> [WORK REQUIRED]:
Exact reproduction of the data is required, with images excluded.

> [TASK DATA]:
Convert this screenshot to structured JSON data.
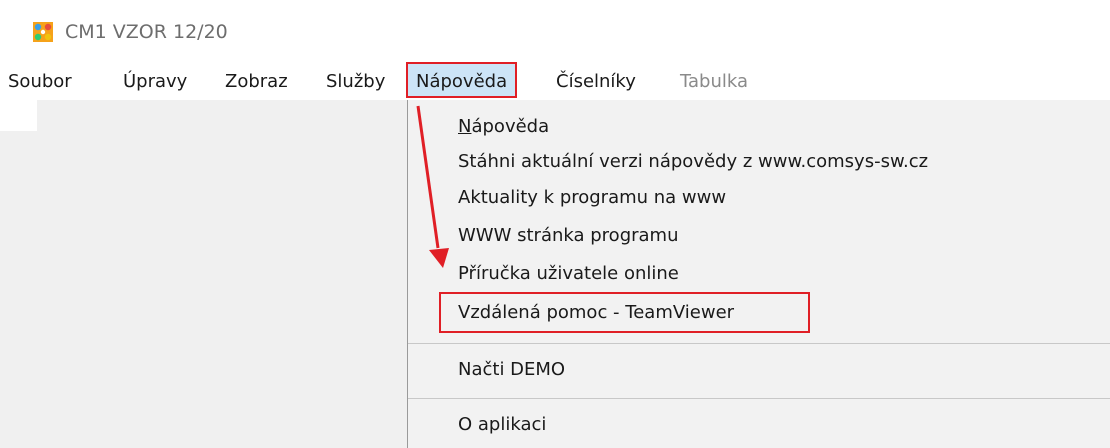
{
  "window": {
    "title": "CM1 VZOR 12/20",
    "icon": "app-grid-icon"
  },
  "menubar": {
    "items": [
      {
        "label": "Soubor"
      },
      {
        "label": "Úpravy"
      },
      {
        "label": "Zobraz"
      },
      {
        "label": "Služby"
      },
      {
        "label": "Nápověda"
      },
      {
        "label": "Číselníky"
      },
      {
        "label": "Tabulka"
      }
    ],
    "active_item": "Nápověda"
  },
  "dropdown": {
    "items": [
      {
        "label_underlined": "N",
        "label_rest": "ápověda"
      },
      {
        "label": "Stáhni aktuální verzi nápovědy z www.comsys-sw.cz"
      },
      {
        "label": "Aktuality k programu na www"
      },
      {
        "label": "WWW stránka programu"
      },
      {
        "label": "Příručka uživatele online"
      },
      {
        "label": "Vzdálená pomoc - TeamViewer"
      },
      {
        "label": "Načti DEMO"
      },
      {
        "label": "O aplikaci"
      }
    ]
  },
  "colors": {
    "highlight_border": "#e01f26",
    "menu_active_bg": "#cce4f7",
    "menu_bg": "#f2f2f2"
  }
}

> [SOLUTION TO THE EXERCISE]:
Convert this screenshot to structured JSON data.
{
  "window": {
    "title": "CM1 VZOR 12/20",
    "icon": "app-grid-icon"
  },
  "menubar": {
    "items": [
      {
        "label": "Soubor"
      },
      {
        "label": "Úpravy"
      },
      {
        "label": "Zobraz"
      },
      {
        "label": "Služby"
      },
      {
        "label": "Nápověda"
      },
      {
        "label": "Číselníky"
      },
      {
        "label": "Tabulka"
      }
    ],
    "active_item": "Nápověda"
  },
  "dropdown": {
    "items": [
      {
        "label_underlined": "N",
        "label_rest": "ápověda"
      },
      {
        "label": "Stáhni aktuální verzi nápovědy z www.comsys-sw.cz"
      },
      {
        "label": "Aktuality k programu na www"
      },
      {
        "label": "WWW stránka programu"
      },
      {
        "label": "Příručka uživatele online"
      },
      {
        "label": "Vzdálená pomoc - TeamViewer"
      },
      {
        "label": "Načti DEMO"
      },
      {
        "label": "O aplikaci"
      }
    ]
  },
  "colors": {
    "highlight_border": "#e01f26",
    "menu_active_bg": "#cce4f7",
    "menu_bg": "#f2f2f2"
  }
}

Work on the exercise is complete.